## Exercise details
For this exercise, repeat all of the material verbatim apart from its images.

* * * *

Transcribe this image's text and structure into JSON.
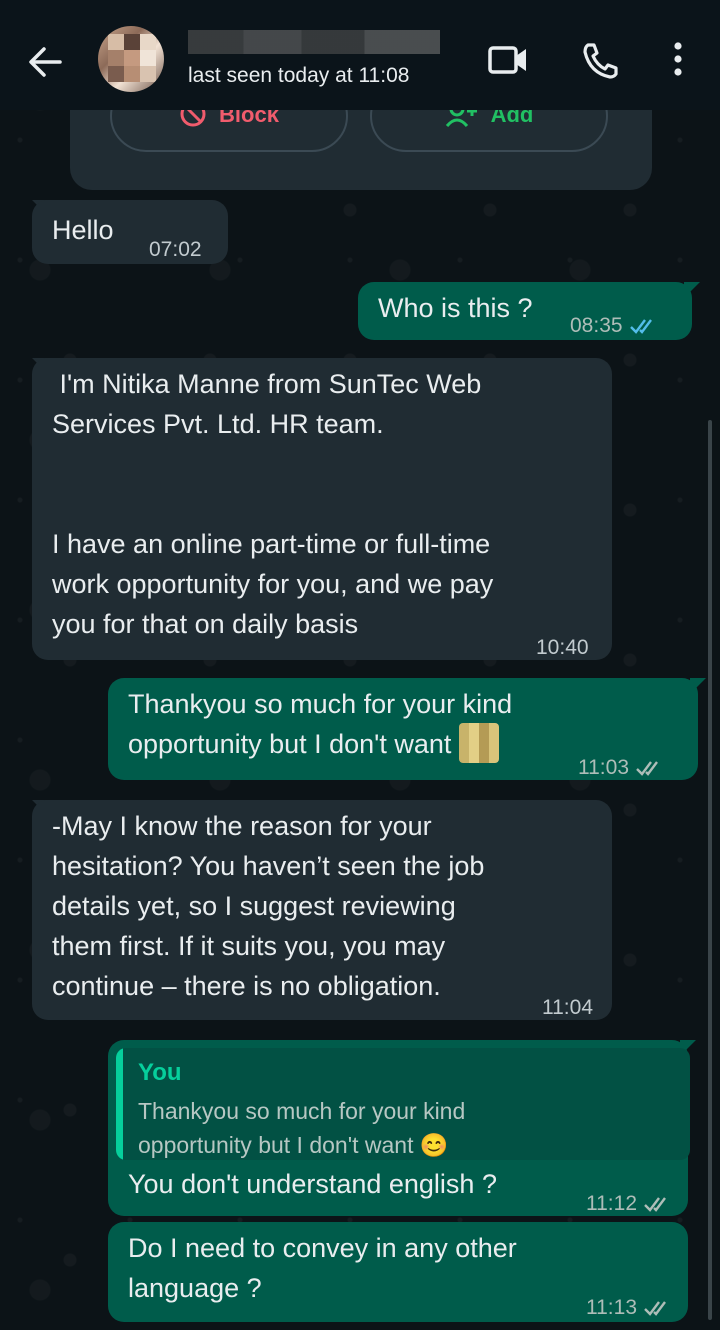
{
  "header": {
    "last_seen": "last seen today at 11:08",
    "icons": [
      "back-arrow-icon",
      "video-call-icon",
      "phone-icon",
      "more-options-icon"
    ]
  },
  "contact_card": {
    "block_label": "Block",
    "add_label": "Add"
  },
  "messages": [
    {
      "dir": "in",
      "text": "Hello",
      "time": "07:02"
    },
    {
      "dir": "out",
      "text": "Who is this ?",
      "time": "08:35",
      "status": "read"
    },
    {
      "dir": "in",
      "text": " I'm Nitika Manne from SunTec Web\nServices Pvt. Ltd. HR team.\n\n\nI have an online part-time or full-time\nwork opportunity for you, and we pay\nyou for that on daily basis",
      "time": "10:40"
    },
    {
      "dir": "out",
      "text": "Thankyou so much for your kind\nopportunity but I don't want",
      "time": "11:03",
      "status": "delivered"
    },
    {
      "dir": "in",
      "text": "-May I know the reason for your\nhesitation? You haven’t seen the job\ndetails yet, so I suggest reviewing\nthem first. If it suits you, you may\ncontinue – there is no obligation.",
      "time": "11:04"
    },
    {
      "dir": "out",
      "quote_author": "You",
      "quote_text": "Thankyou so much for your kind\nopportunity but I don't want 😊",
      "text": "You don't understand english ?",
      "time": "11:12",
      "status": "delivered"
    },
    {
      "dir": "out",
      "text": "Do I need to convey in any other\nlanguage ?",
      "time": "11:13",
      "status": "delivered"
    }
  ],
  "colors": {
    "background": "#0b141a",
    "incoming_bubble": "#202c33",
    "outgoing_bubble": "#005c4b",
    "read_tick": "#53bdeb",
    "quote_accent": "#06cf9c",
    "block_red": "#f15c6d",
    "add_green": "#21c063"
  }
}
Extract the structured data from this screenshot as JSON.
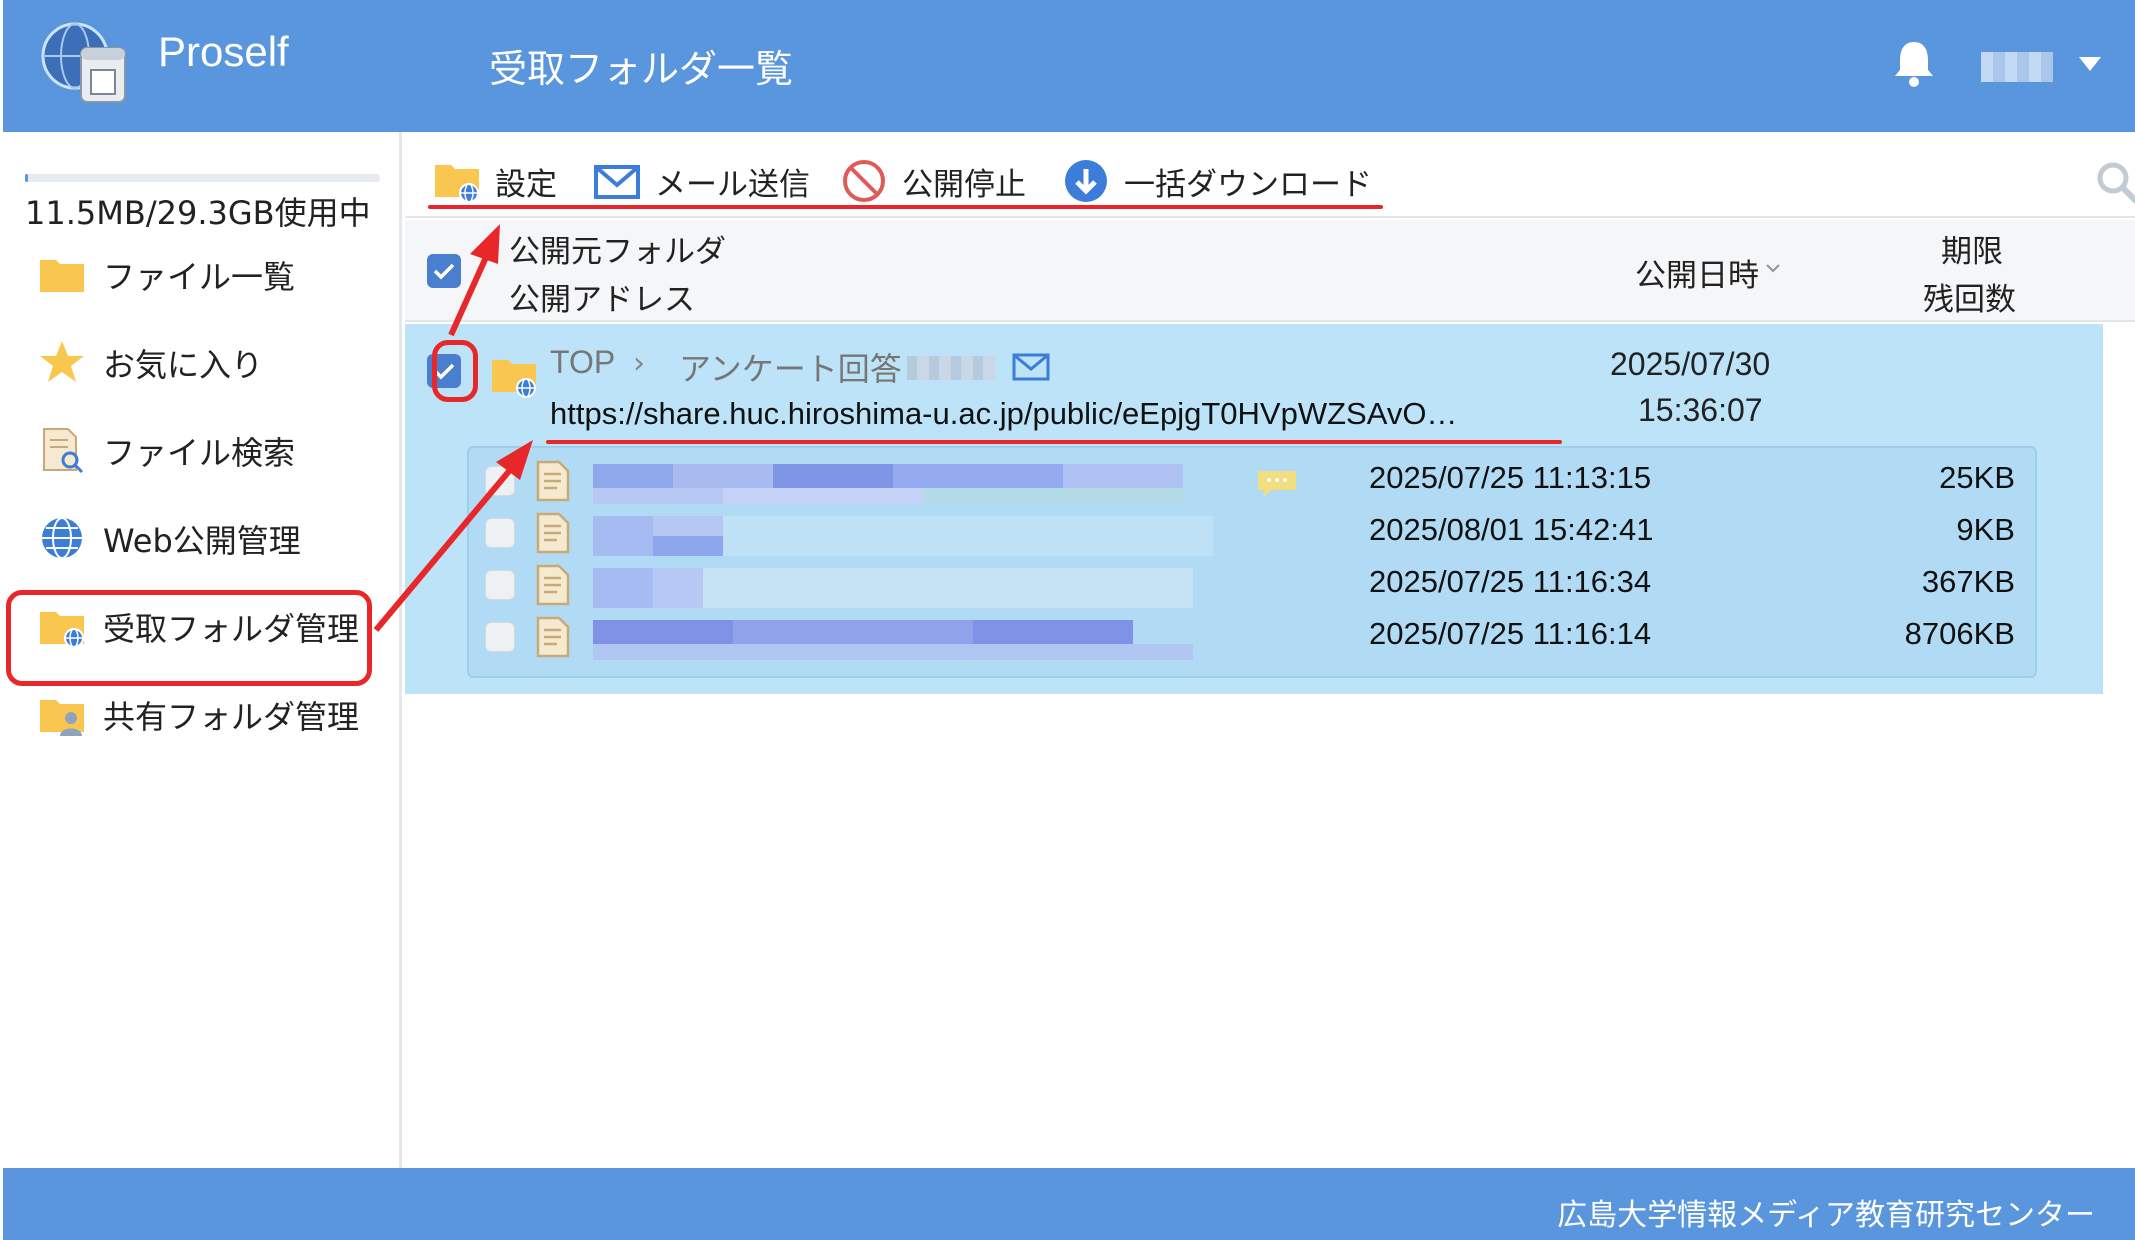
{
  "header": {
    "app_name": "Proself",
    "page_title": "受取フォルダ一覧",
    "icons": [
      "proself-logo-icon",
      "bell-icon",
      "chevron-down-icon"
    ]
  },
  "sidebar": {
    "quota_used_fraction": 0.0004,
    "quota_text": "11.5MB/29.3GB使用中",
    "items": [
      {
        "label": "ファイル一覧",
        "icon": "folder-icon"
      },
      {
        "label": "お気に入り",
        "icon": "star-icon"
      },
      {
        "label": "ファイル検索",
        "icon": "file-search-icon"
      },
      {
        "label": "Web公開管理",
        "icon": "globe-icon"
      },
      {
        "label": "受取フォルダ管理",
        "icon": "receive-folder-icon",
        "active": true
      },
      {
        "label": "共有フォルダ管理",
        "icon": "shared-folder-icon"
      }
    ]
  },
  "toolbar": {
    "settings_label": "設定",
    "mail_label": "メール送信",
    "stop_label": "公開停止",
    "download_label": "一括ダウンロード"
  },
  "list_header": {
    "col_source": "公開元フォルダ",
    "col_address": "公開アドレス",
    "col_date": "公開日時",
    "col_expire_1": "期限",
    "col_expire_2": "残回数"
  },
  "row": {
    "checked": true,
    "crumb_root": "TOP",
    "crumb_sep": "›",
    "crumb_folder": "アンケート回答",
    "url": "https://share.huc.hiroshima-u.ac.jp/public/eEpjgT0HVpWZSAvO…",
    "date": "2025/07/30",
    "time": "15:36:07",
    "files": [
      {
        "date": "2025/07/25 11:13:15",
        "size": "25KB"
      },
      {
        "date": "2025/08/01 15:42:41",
        "size": "9KB"
      },
      {
        "date": "2025/07/25 11:16:34",
        "size": "367KB"
      },
      {
        "date": "2025/07/25 11:16:14",
        "size": "8706KB"
      }
    ]
  },
  "footer": {
    "text": "広島大学情報メディア教育研究センター"
  },
  "colors": {
    "header_bg": "#5a96dd",
    "selected_row_bg": "#bde3f9",
    "annotation_red": "#e8272a",
    "checkbox_blue": "#4a7fcf"
  }
}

* * * *

## Expected answer
Transcribe this image's text and structure into JSON.
{
  "header": {
    "last_seen": "last seen today at 11:08",
    "icons": [
      "back-arrow-icon",
      "video-call-icon",
      "phone-icon",
      "more-options-icon"
    ]
  },
  "contact_card": {
    "block_label": "Block",
    "add_label": "Add"
  },
  "messages": [
    {
      "dir": "in",
      "text": "Hello",
      "time": "07:02"
    },
    {
      "dir": "out",
      "text": "Who is this ?",
      "time": "08:35",
      "status": "read"
    },
    {
      "dir": "in",
      "text": " I'm Nitika Manne from SunTec Web\nServices Pvt. Ltd. HR team.\n\n\nI have an online part-time or full-time\nwork opportunity for you, and we pay\nyou for that on daily basis",
      "time": "10:40"
    },
    {
      "dir": "out",
      "text": "Thankyou so much for your kind\nopportunity but I don't want",
      "time": "11:03",
      "status": "delivered"
    },
    {
      "dir": "in",
      "text": "-May I know the reason for your\nhesitation? You haven’t seen the job\ndetails yet, so I suggest reviewing\nthem first. If it suits you, you may\ncontinue – there is no obligation.",
      "time": "11:04"
    },
    {
      "dir": "out",
      "quote_author": "You",
      "quote_text": "Thankyou so much for your kind\nopportunity but I don't want 😊",
      "text": "You don't understand english ?",
      "time": "11:12",
      "status": "delivered"
    },
    {
      "dir": "out",
      "text": "Do I need to convey in any other\nlanguage ?",
      "time": "11:13",
      "status": "delivered"
    }
  ],
  "colors": {
    "background": "#0b141a",
    "incoming_bubble": "#202c33",
    "outgoing_bubble": "#005c4b",
    "read_tick": "#53bdeb",
    "quote_accent": "#06cf9c",
    "block_red": "#f15c6d",
    "add_green": "#21c063"
  }
}
Extract the structured data from this screenshot as JSON.
{
  "header": {
    "app_name": "Proself",
    "page_title": "受取フォルダ一覧",
    "icons": [
      "proself-logo-icon",
      "bell-icon",
      "chevron-down-icon"
    ]
  },
  "sidebar": {
    "quota_used_fraction": 0.0004,
    "quota_text": "11.5MB/29.3GB使用中",
    "items": [
      {
        "label": "ファイル一覧",
        "icon": "folder-icon"
      },
      {
        "label": "お気に入り",
        "icon": "star-icon"
      },
      {
        "label": "ファイル検索",
        "icon": "file-search-icon"
      },
      {
        "label": "Web公開管理",
        "icon": "globe-icon"
      },
      {
        "label": "受取フォルダ管理",
        "icon": "receive-folder-icon",
        "active": true
      },
      {
        "label": "共有フォルダ管理",
        "icon": "shared-folder-icon"
      }
    ]
  },
  "toolbar": {
    "settings_label": "設定",
    "mail_label": "メール送信",
    "stop_label": "公開停止",
    "download_label": "一括ダウンロード"
  },
  "list_header": {
    "col_source": "公開元フォルダ",
    "col_address": "公開アドレス",
    "col_date": "公開日時",
    "col_expire_1": "期限",
    "col_expire_2": "残回数"
  },
  "row": {
    "checked": true,
    "crumb_root": "TOP",
    "crumb_sep": "›",
    "crumb_folder": "アンケート回答",
    "url": "https://share.huc.hiroshima-u.ac.jp/public/eEpjgT0HVpWZSAvO…",
    "date": "2025/07/30",
    "time": "15:36:07",
    "files": [
      {
        "date": "2025/07/25 11:13:15",
        "size": "25KB"
      },
      {
        "date": "2025/08/01 15:42:41",
        "size": "9KB"
      },
      {
        "date": "2025/07/25 11:16:34",
        "size": "367KB"
      },
      {
        "date": "2025/07/25 11:16:14",
        "size": "8706KB"
      }
    ]
  },
  "footer": {
    "text": "広島大学情報メディア教育研究センター"
  },
  "colors": {
    "header_bg": "#5a96dd",
    "selected_row_bg": "#bde3f9",
    "annotation_red": "#e8272a",
    "checkbox_blue": "#4a7fcf"
  }
}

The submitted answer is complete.